To do:
In the entries below, find the lines with the word "dans" and copy them.

Supplied entries:

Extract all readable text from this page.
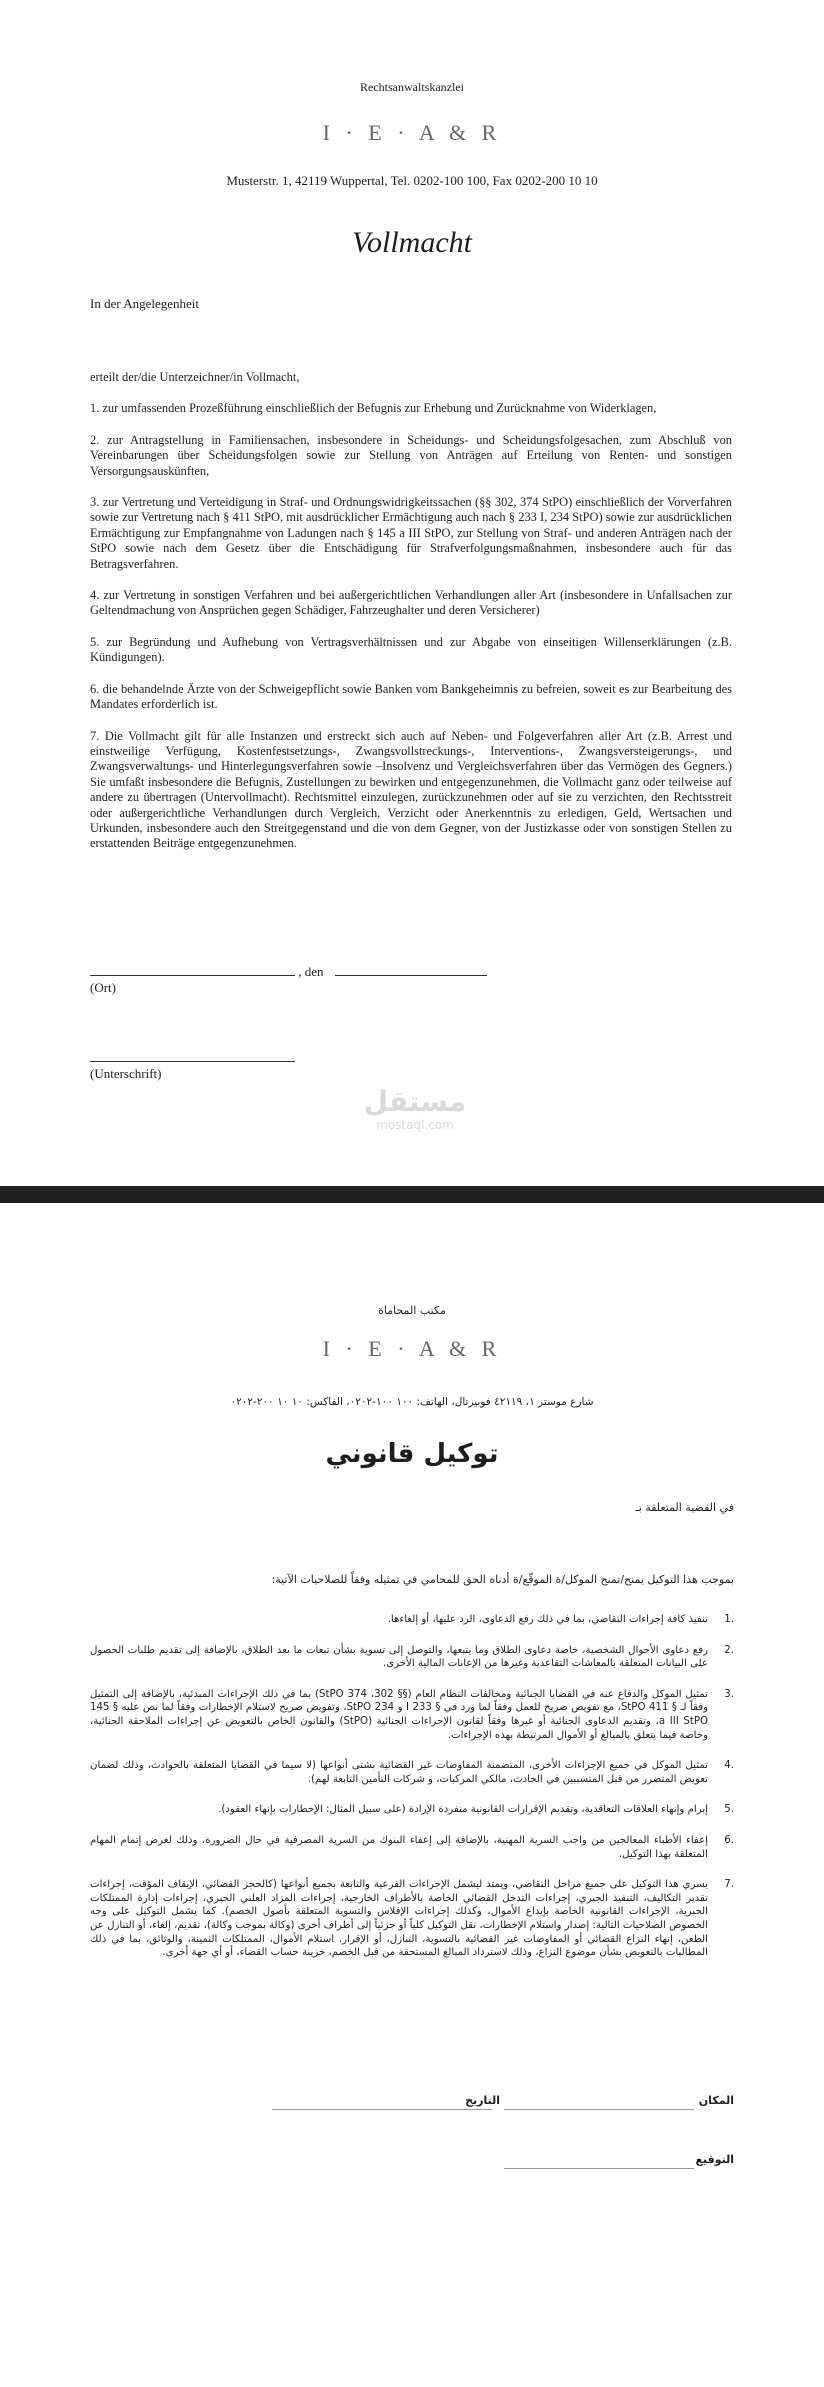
Rechtsanwaltskanzlei
I · E · A & R
Musterstr. 1, 42119 Wuppertal, Tel. 0202-100 100, Fax 0202-200 10 10
Vollmacht
In der Angelegenheit

erteilt der/die Unterzeichner/in Vollmacht,

1. zur umfassenden Prozeßführung einschließlich der Befugnis zur Erhebung und Zurücknahme von Widerklagen,

2. zur Antragstellung in Familiensachen, insbesondere in Scheidungs- und Scheidungsfolgesachen, zum Abschluß von Vereinbarungen über Scheidungsfolgen sowie zur Stellung von Anträgen auf Erteilung von Renten- und sonstigen Versorgungsauskünften,

3. zur Vertretung und Verteidigung in Straf- und Ordnungswidrigkeitssachen (§§ 302, 374 StPO) einschließlich der Vorverfahren sowie zur Vertretung nach § 411 StPO, mit ausdrücklicher Ermächtigung auch nach § 233 I, 234 StPO) sowie zur ausdrücklichen Ermächtigung zur Empfangnahme von Ladungen nach § 145 a III StPO, zur Stellung von Straf- und anderen Anträgen nach der StPO sowie nach dem Gesetz über die Entschädigung für Strafverfolgungsmaßnahmen, insbesondere auch für das Betragsverfahren.

4. zur Vertretung in sonstigen Verfahren und bei außergerichtlichen Verhandlungen aller Art (insbesondere in Unfallsachen zur Geltendmachung von Ansprüchen gegen Schädiger, Fahrzeughalter und deren Versicherer)

5. zur Begründung und Aufhebung von Vertragsverhältnissen und zur Abgabe von einseitigen Willenserklärungen (z.B. Kündigungen).

6. die behandelnde Ärzte von der Schweigepflicht sowie Banken vom Bankgeheimnis zu befreien, soweit es zur Bearbeitung des Mandates erforderlich ist.

7. Die Vollmacht gilt für alle Instanzen und erstreckt sich auch auf Neben- und Folgeverfahren aller Art (z.B. Arrest und einstweilige Verfügung, Kostenfestsetzungs-, Zwangsvollstreckungs-, Interventions-, Zwangsversteigerungs-, und Zwangsverwaltungs- und Hinterlegungsverfahren sowie –Insolvenz und Vergleichsverfahren über das Vermögen des Gegners.) Sie umfaßt insbesondere die Befugnis, Zustellungen zu bewirken und entgegenzunehmen, die Vollmacht ganz oder teilweise auf andere zu übertragen (Untervollmacht). Rechtsmittel einzulegen, zurückzunehmen oder auf sie zu verzichten, den Rechtsstreit oder außergerichtliche Verhandlungen durch Vergleich, Verzicht oder Anerkenntnis zu erledigen, Geld, Wertsachen und Urkunden, insbesondere auch den Streitgegenstand und die von dem Gegner, von der Justizkasse oder von sonstigen Stellen zu erstattenden Beiträge entgegenzunehmen.

, den
(Ort)
(Unterschrift)
مكتب المحاماة
I · E · A & R
شارع موستر ١، ٤٢١١٩ فوبيرتال، الهاتف: ١٠٠ ١٠٠-٠٢٠٢، الفاكس: ١٠ ١٠ ٢٠٠-٠٢٠٢
توكيل قانوني
في القضية المتعلقة بـ
بموجب هذا التوكيل يمنح/تمنح الموكل/ة الموقّع/ة أدناه الحق للمحامي في تمثيله وفقاً للصلاحيات الآتية:
.1
تنفيذ كافة إجراءات التقاضي، بما في ذلك رفع الدعاوى، الرد عليها، أو إلغاءها.
.2
رفع دعاوى الأحوال الشخصية، خاصة دعاوى الطلاق وما يتبعها، والتوصل إلى تسوية بشأن تبعات ما بعد الطلاق، بالإضافة إلى تقديم طلبات الحصول على البيانات المتعلقة بالمعاشات التقاعدية وغيرها من الإعانات المالية الأخرى.
.3
تمثيل الموكل والدفاع عنه في القضايا الجنائية ومخالفات النظام العام (§§ 302، 374 StPO) بما في ذلك الإجراءات المبدئية، بالإضافة إلى التمثيل وفقاً لـ § 411 StPO، مع تفويض صريح للعمل وفقاً لما ورد في § 233 I و 234 StPO، وتفويض صريح لاستلام الإخطارات وفقاً لما نص عليه § 145 a III StPO، وتقديم الدعاوى الجنائية أو غيرها وفقاً لقانون الإجراءات الجنائية (StPO) والقانون الخاص بالتعويض عن إجراءات الملاحقة الجنائية، وخاصة فيما يتعلق بالمبالغ أو الأموال المرتبطة بهذه الإجراءات.
.4
تمثيل الموكل في جميع الإجراءات الأخرى، المتضمنة المفاوضات غير القضائية بشتى أنواعها (لا سيما في القضايا المتعلقة بالحوادث، وذلك لضمان تعويض المتضرر من قبل المتسببين في الحادث، مالكي المركبات، و شركات التأمين التابعة لهم).
.5
إبرام وإنهاء العلاقات التعاقدية، وتقديم الإقرارات القانونية منفردة الإرادة (على سبيل المثال: الإخطارات بإنهاء العقود).
.6
إعفاء الأطباء المعالجين من واجب السرية المهنية، بالإضافة إلى إعفاء البنوك من السرية المصرفية في حال الضرورة، وذلك لغرض إتمام المهام المتعلقة بهذا التوكيل.
.7
يسري هذا التوكيل على جميع مراحل التقاضي، ويمتد ليشمل الإجراءات الفرعية والتابعة بجميع أنواعها (كالحجز القضائي، الإيقاف المؤقت، إجراءات تقدير التكاليف، التنفيذ الجبري، إجراءات التدخل القضائي الخاصة بالأطراف الخارجية، إجراءات المزاد العلني الجبري، إجراءات إدارة الممتلكات الجبرية، الإجراءات القانونية الخاصة بإيداع الأموال، وكذلك إجراءات الإفلاس والتسوية المتعلقة بأصول الخصم). كما يشمل التوكيل على وجه الخصوص الصلاحيات التالية: إصدار واستلام الإخطارات، نقل التوكيل كلياً أو جزئياً إلى أطراف أخرى (وكالة بموجب وكالة)، تقديم، إلغاء، أو التنازل عن الطعن، إنهاء النزاع القضائي أو المفاوضات غير القضائية بالتسوية، التنازل، أو الإقرار. استلام الأموال، الممتلكات الثمينة، والوثائق، بما في ذلك المطالبات بالتعويض بشأن موضوع النزاع، وذلك لاسترداد المبالغ المستحقة من قبل الخصم، خزينة حساب القضاء، أو أي جهة أخرى.
المكان
التاريخ
التوقيع
مستقل
mostaql.com
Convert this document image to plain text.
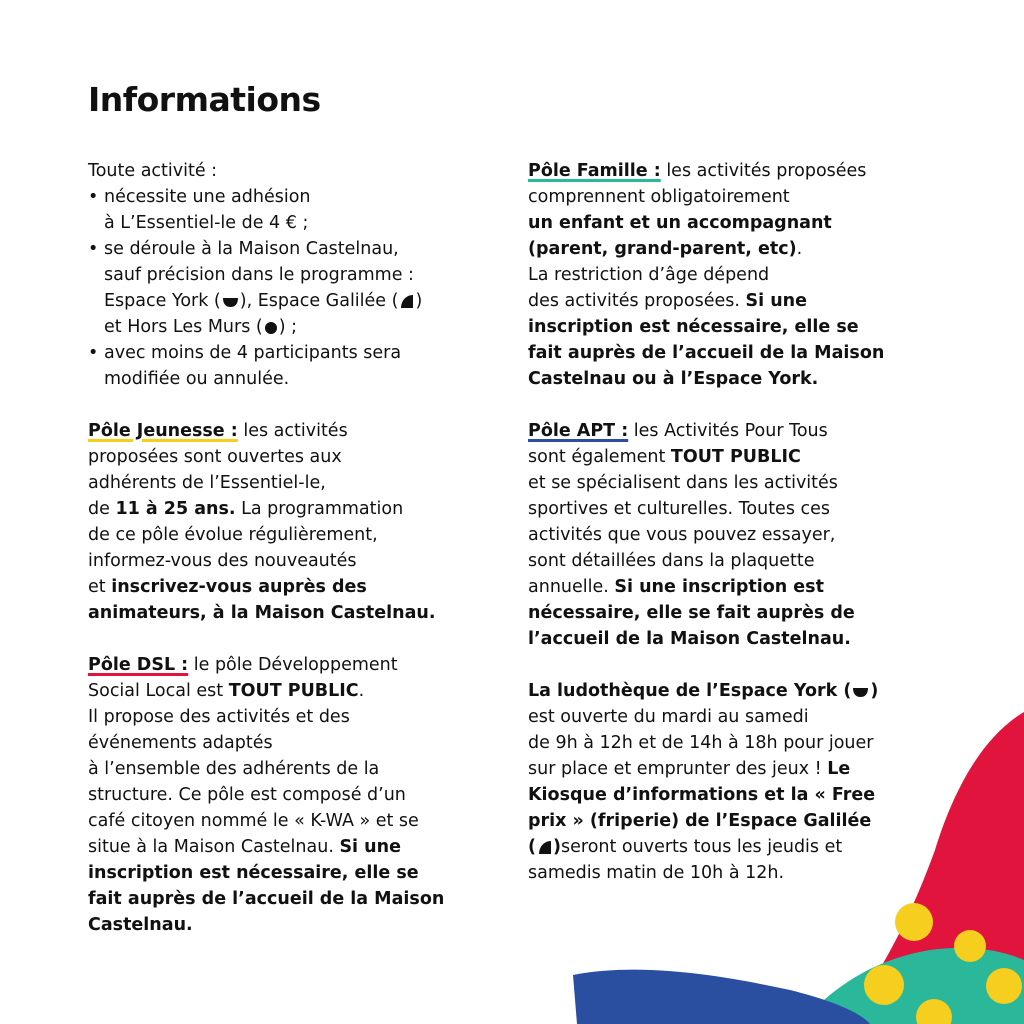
Informations
Toute activité :
• nécessite une adhésion
à L’Essentiel-le de 4 € ;
• se déroule à la Maison Castelnau,
sauf précision dans le programme :
Espace York ( ), Espace Galilée ( )
et Hors Les Murs ( ) ;
• avec moins de 4 participants sera
modifiée ou annulée.

Pôle Jeunesse : les activités
proposées sont ouvertes aux
adhérents de l’Essentiel-le,
de 11 à 25 ans. La programmation
de ce pôle évolue régulièrement,
informez-vous des nouveautés
et inscrivez-vous auprès des
animateurs, à la Maison Castelnau.

Pôle DSL : le pôle Développement
Social Local est TOUT PUBLIC.
Il propose des activités et des
événements adaptés
à l’ensemble des adhérents de la
structure. Ce pôle est composé d’un
café citoyen nommé le « K-WA » et se
situe à la Maison Castelnau. Si une
inscription est nécessaire, elle se
fait auprès de l’accueil de la Maison
Castelnau.

Pôle Famille : les activités proposées
comprennent obligatoirement
un enfant et un accompagnant
(parent, grand-parent, etc).
La restriction d’âge dépend
des activités proposées. Si une
inscription est nécessaire, elle se
fait auprès de l’accueil de la Maison
Castelnau ou à l’Espace York.

Pôle APT : les Activités Pour Tous
sont également TOUT PUBLIC
et se spécialisent dans les activités
sportives et culturelles. Toutes ces
activités que vous pouvez essayer,
sont détaillées dans la plaquette
annuelle. Si une inscription est
nécessaire, elle se fait auprès de
l’accueil de la Maison Castelnau.

La ludothèque de l’Espace York ( )
est ouverte du mardi au samedi
de 9h à 12h et de 14h à 18h pour jouer
sur place et emprunter des jeux ! Le
Kiosque d’informations et la « Free
prix » (friperie) de l’Espace Galilée
( )seront ouverts tous les jeudis et
samedis matin de 10h à 12h.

Written reply:
sauf précision dans le programme :
et se spécialisent dans les activités
sont détaillées dans la plaquette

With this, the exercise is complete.